WORK TO BE COMPLETED
How many lines in these records hold the string "eller"? Reply with the number alone.
-- begin SUPPLIED ENTRIES --
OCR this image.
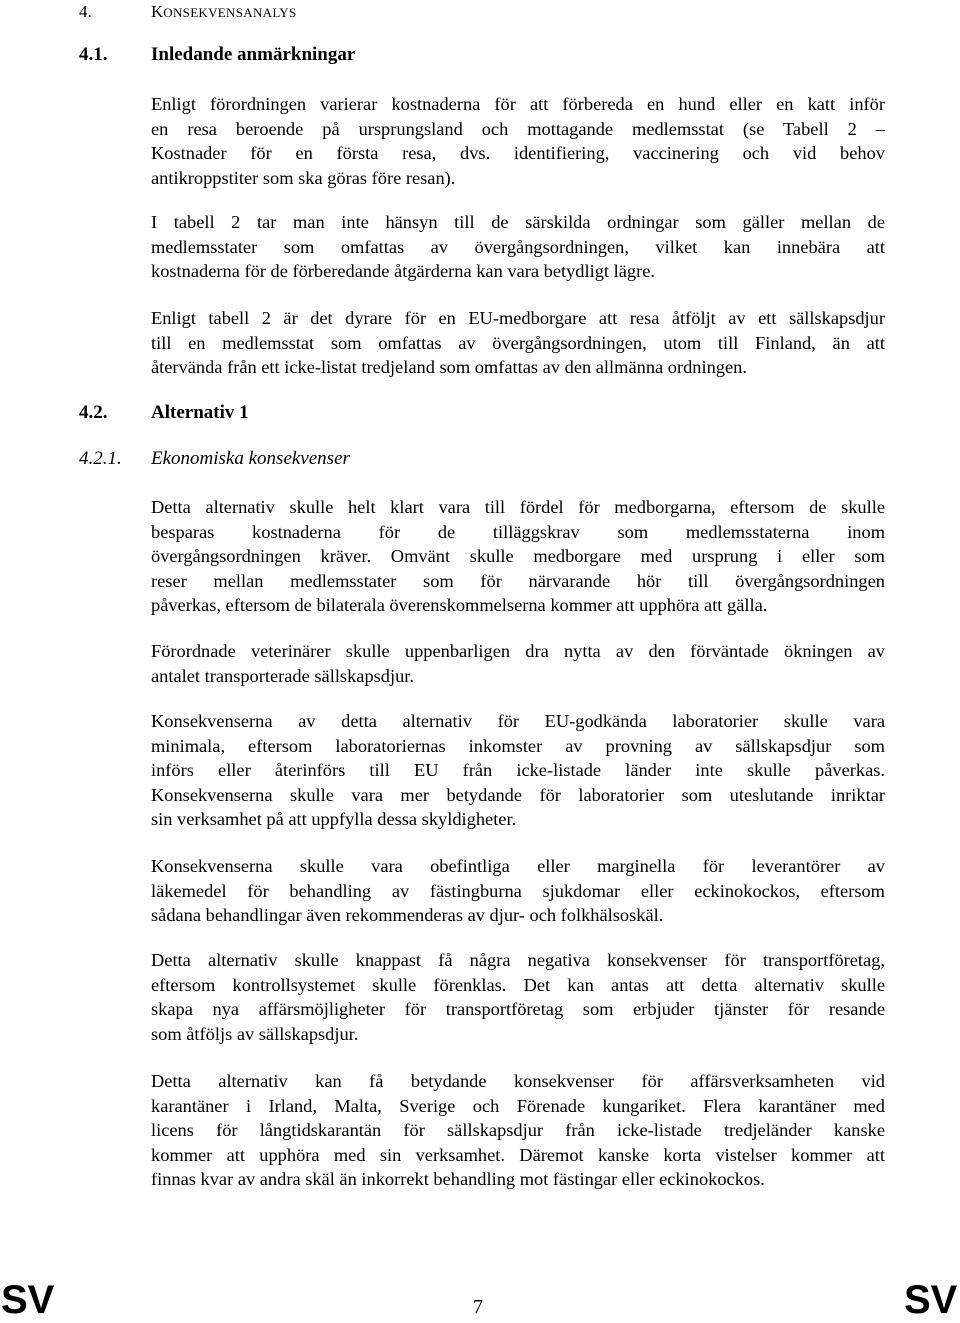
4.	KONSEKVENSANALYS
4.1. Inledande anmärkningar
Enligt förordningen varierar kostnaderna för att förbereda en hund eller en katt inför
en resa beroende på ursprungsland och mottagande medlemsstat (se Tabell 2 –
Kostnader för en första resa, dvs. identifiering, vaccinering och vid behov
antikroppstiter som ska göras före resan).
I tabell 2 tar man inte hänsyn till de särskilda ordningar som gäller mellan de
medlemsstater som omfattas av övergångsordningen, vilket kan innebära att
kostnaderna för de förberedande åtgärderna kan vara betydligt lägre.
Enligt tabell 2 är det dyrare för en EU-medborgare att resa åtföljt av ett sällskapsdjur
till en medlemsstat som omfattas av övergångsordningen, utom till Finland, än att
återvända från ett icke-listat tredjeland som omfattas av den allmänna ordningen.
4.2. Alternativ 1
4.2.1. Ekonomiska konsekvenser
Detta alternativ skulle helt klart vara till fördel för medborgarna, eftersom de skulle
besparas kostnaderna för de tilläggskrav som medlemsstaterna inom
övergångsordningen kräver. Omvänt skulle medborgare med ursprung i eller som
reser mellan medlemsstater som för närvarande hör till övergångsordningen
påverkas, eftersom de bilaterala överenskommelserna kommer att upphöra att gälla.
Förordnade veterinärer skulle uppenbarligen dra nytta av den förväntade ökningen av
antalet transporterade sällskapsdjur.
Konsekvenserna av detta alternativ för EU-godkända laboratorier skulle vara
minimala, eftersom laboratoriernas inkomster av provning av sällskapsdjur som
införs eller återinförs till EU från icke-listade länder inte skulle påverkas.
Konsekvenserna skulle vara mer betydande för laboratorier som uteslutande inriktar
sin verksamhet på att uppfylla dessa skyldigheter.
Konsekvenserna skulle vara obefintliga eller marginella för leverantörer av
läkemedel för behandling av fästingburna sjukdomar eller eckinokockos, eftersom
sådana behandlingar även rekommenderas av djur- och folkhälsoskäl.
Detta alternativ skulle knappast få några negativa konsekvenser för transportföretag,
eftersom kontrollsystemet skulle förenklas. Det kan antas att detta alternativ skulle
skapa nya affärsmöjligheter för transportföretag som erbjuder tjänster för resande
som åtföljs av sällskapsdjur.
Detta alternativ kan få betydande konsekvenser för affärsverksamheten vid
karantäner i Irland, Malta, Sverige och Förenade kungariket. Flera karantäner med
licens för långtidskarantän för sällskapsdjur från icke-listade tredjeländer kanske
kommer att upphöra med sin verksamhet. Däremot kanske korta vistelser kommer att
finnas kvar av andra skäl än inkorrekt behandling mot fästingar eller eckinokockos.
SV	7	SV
-- end SUPPLIED ENTRIES --
COMPLETE OUTPUT
6